**Stored data entries**
------------------------------------------------
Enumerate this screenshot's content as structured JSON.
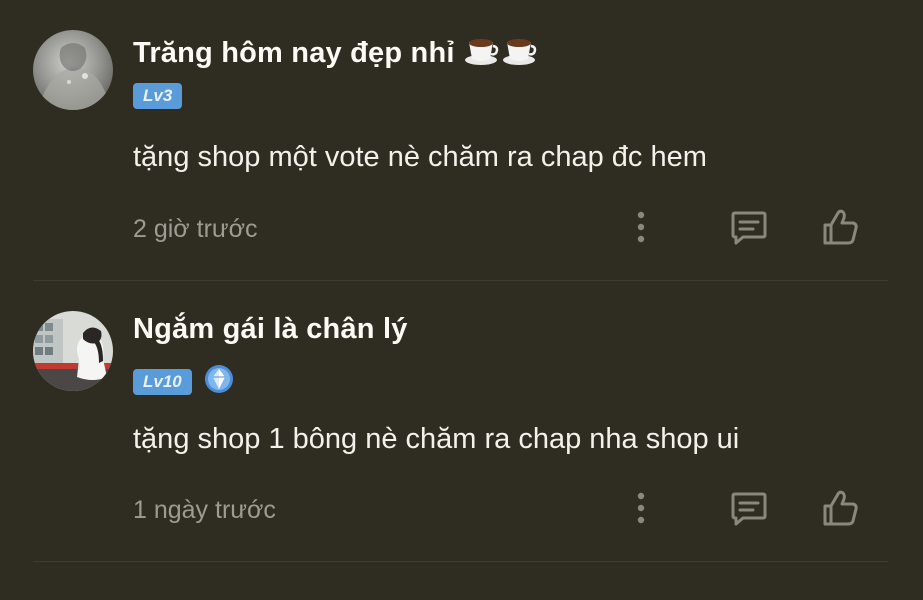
{
  "comments": [
    {
      "username": "Trăng hôm nay đẹp nhỉ",
      "username_icons": [
        "coffee-cup-emoji",
        "coffee-cup-emoji"
      ],
      "level": "Lv3",
      "content": "tặng shop một vote nè chăm ra chap đc hem",
      "time": "2 giờ trước"
    },
    {
      "username": "Ngắm gái là chân lý",
      "username_icons": [],
      "level": "Lv10",
      "rank_badge_icon": "crystal-rank-icon",
      "content": "tặng shop 1 bông nè chăm ra chap nha shop ui",
      "time": "1 ngày trước"
    }
  ],
  "colors": {
    "background": "#2f2d22",
    "level_badge": "#5a9bd9",
    "muted_text": "#9e9c92",
    "icon": "#8a887d"
  },
  "icons": {
    "more": "more-vertical-icon",
    "reply": "reply-comment-icon",
    "like": "thumbs-up-icon"
  }
}
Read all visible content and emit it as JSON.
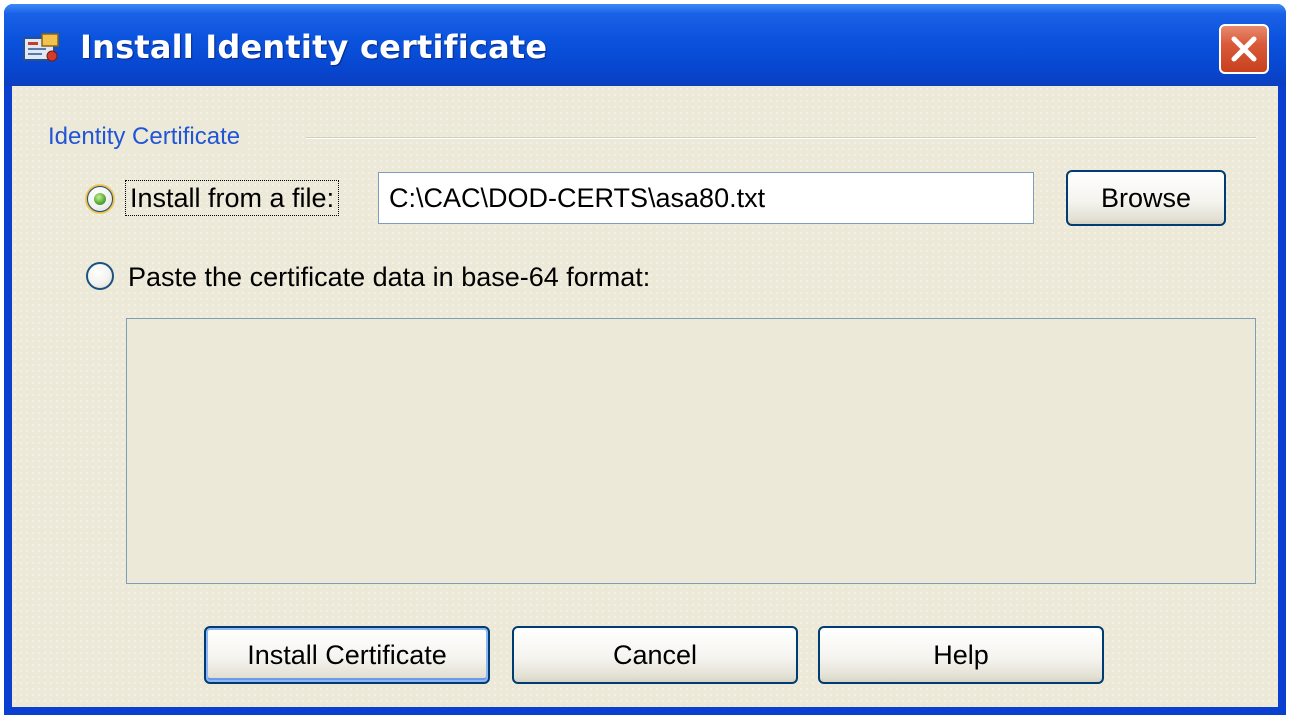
{
  "window": {
    "title": "Install Identity certificate",
    "title_icon": "certificate-app-icon",
    "close_icon": "close-icon",
    "accent_color": "#0a52dd",
    "close_color": "#d95a3a"
  },
  "group": {
    "label": "Identity Certificate"
  },
  "options": [
    {
      "label": "Install from a file:",
      "selected": true
    },
    {
      "label": "Paste the certificate data in base-64 format:",
      "selected": false
    }
  ],
  "file_input": {
    "value": "C:\\CAC\\DOD-CERTS\\asa80.txt"
  },
  "buttons": {
    "browse": "Browse",
    "install": "Install Certificate",
    "cancel": "Cancel",
    "help": "Help"
  }
}
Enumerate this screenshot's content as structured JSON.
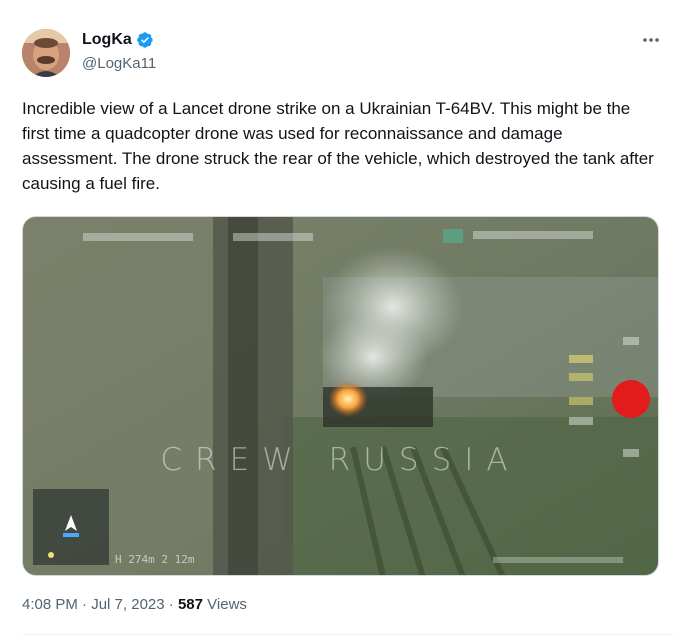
{
  "author": {
    "display_name": "LogKa",
    "handle": "@LogKa11",
    "verified_icon": "verified-badge-icon",
    "avatar_icon": "avatar-image"
  },
  "more_icon": "more-options-icon",
  "tweet": {
    "text": "Incredible view of a Lancet drone strike on a Ukrainian T-64BV. This might be the first time a quadcopter drone was used for reconnaissance and damage assessment. The drone struck the rear of the vehicle, which destroyed the tank after causing a fuel fire."
  },
  "media": {
    "watermark": "CREW RUSSIA",
    "hud_bottom_text": "H 274m   2 12m"
  },
  "meta": {
    "time": "4:08 PM",
    "separator": "·",
    "date": "Jul 7, 2023",
    "views_count": "587",
    "views_label": "Views"
  },
  "colors": {
    "verified_blue": "#1d9bf0",
    "text_primary": "#0f1419",
    "text_secondary": "#536471"
  }
}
------------------------------------------------
Each record should be quoted exactly, with the images omitted.

**COMPLETE ANSWER**
Enumerate this screenshot's content as structured JSON.
{
  "comments": [
    {
      "username": "Trăng hôm nay đẹp nhỉ",
      "username_icons": [
        "coffee-cup-emoji",
        "coffee-cup-emoji"
      ],
      "level": "Lv3",
      "content": "tặng shop một vote nè chăm ra chap đc hem",
      "time": "2 giờ trước"
    },
    {
      "username": "Ngắm gái là chân lý",
      "username_icons": [],
      "level": "Lv10",
      "rank_badge_icon": "crystal-rank-icon",
      "content": "tặng shop 1 bông nè chăm ra chap nha shop ui",
      "time": "1 ngày trước"
    }
  ],
  "colors": {
    "background": "#2f2d22",
    "level_badge": "#5a9bd9",
    "muted_text": "#9e9c92",
    "icon": "#8a887d"
  },
  "icons": {
    "more": "more-vertical-icon",
    "reply": "reply-comment-icon",
    "like": "thumbs-up-icon"
  }
}
Read all visible content and emit it as JSON.
{
  "window": {
    "title": "Install Identity certificate",
    "title_icon": "certificate-app-icon",
    "close_icon": "close-icon",
    "accent_color": "#0a52dd",
    "close_color": "#d95a3a"
  },
  "group": {
    "label": "Identity Certificate"
  },
  "options": [
    {
      "label": "Install from a file:",
      "selected": true
    },
    {
      "label": "Paste the certificate data in base-64 format:",
      "selected": false
    }
  ],
  "file_input": {
    "value": "C:\\CAC\\DOD-CERTS\\asa80.txt"
  },
  "buttons": {
    "browse": "Browse",
    "install": "Install Certificate",
    "cancel": "Cancel",
    "help": "Help"
  }
}
Enumerate this screenshot's content as structured JSON.
{
  "author": {
    "display_name": "LogKa",
    "handle": "@LogKa11",
    "verified_icon": "verified-badge-icon",
    "avatar_icon": "avatar-image"
  },
  "more_icon": "more-options-icon",
  "tweet": {
    "text": "Incredible view of a Lancet drone strike on a Ukrainian T-64BV. This might be the first time a quadcopter drone was used for reconnaissance and damage assessment. The drone struck the rear of the vehicle, which destroyed the tank after causing a fuel fire."
  },
  "media": {
    "watermark": "CREW RUSSIA",
    "hud_bottom_text": "H 274m   2 12m"
  },
  "meta": {
    "time": "4:08 PM",
    "separator": "·",
    "date": "Jul 7, 2023",
    "views_count": "587",
    "views_label": "Views"
  },
  "colors": {
    "verified_blue": "#1d9bf0",
    "text_primary": "#0f1419",
    "text_secondary": "#536471"
  }
}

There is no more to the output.